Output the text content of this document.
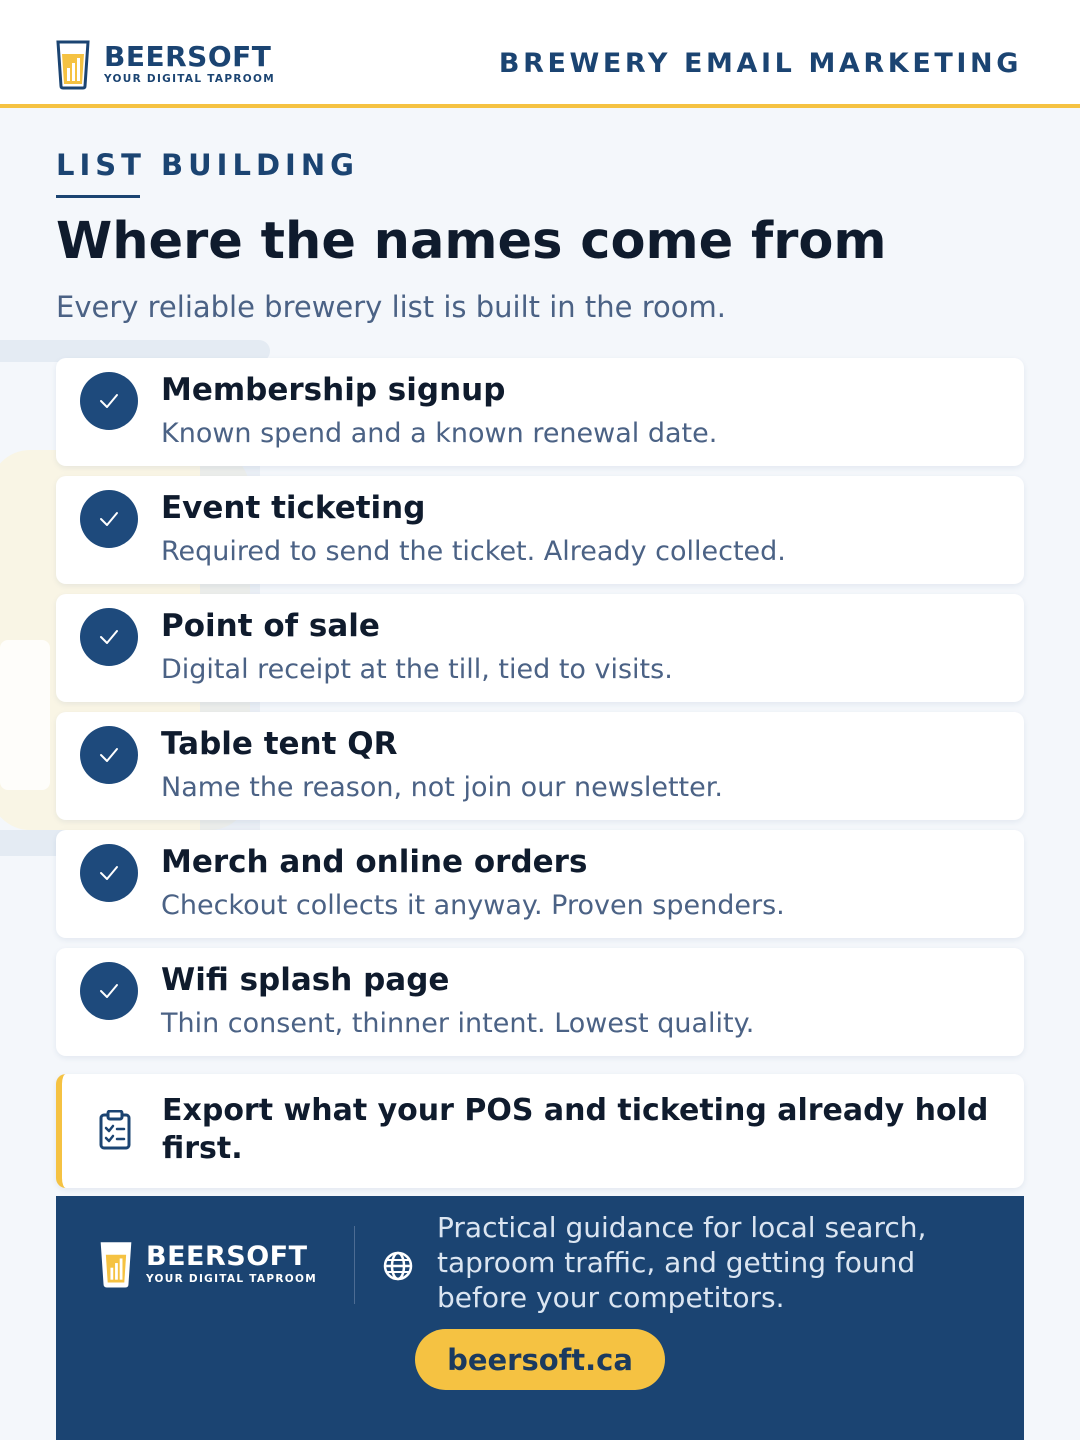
BEERSOFT
YOUR DIGITAL TAPROOM	BREWERY EMAIL MARKETING
LIST BUILDING
Where the names come from
Every reliable brewery list is built in the room.
Membership signup
Known spend and a known renewal date.
Event ticketing
Required to send the ticket. Already collected.
Point of sale
Digital receipt at the till, tied to visits.
Table tent QR
Name the reason, not join our newsletter.
Merch and online orders
Checkout collects it anyway. Proven spenders.
Wifi splash page
Thin consent, thinner intent. Lowest quality.
Export what your POS and ticketing already hold first.
BEERSOFT
YOUR DIGITAL TAPROOM
Practical guidance for local search, taproom traffic, and getting found before your competitors.
beersoft.ca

——

**Task requirements**. Without including any pictures, print each record exactly.

**Task output**.
Output the text content of this document.
BEERSOFT
YOUR DIGITAL TAPROOM	BREWERY EMAIL MARKETING
LIST BUILDING
Where the names come from
Every reliable brewery list is built in the room.
Membership signup
Known spend and a known renewal date.
Event ticketing
Required to send the ticket. Already collected.
Point of sale
Digital receipt at the till, tied to visits.
Table tent QR
Name the reason, not join our newsletter.
Merch and online orders
Checkout collects it anyway. Proven spenders.
Wifi splash page
Thin consent, thinner intent. Lowest quality.
Export what your POS and ticketing already hold first.
BEERSOFT
YOUR DIGITAL TAPROOM
Practical guidance for local search, taproom traffic, and getting found before your competitors.
beersoft.ca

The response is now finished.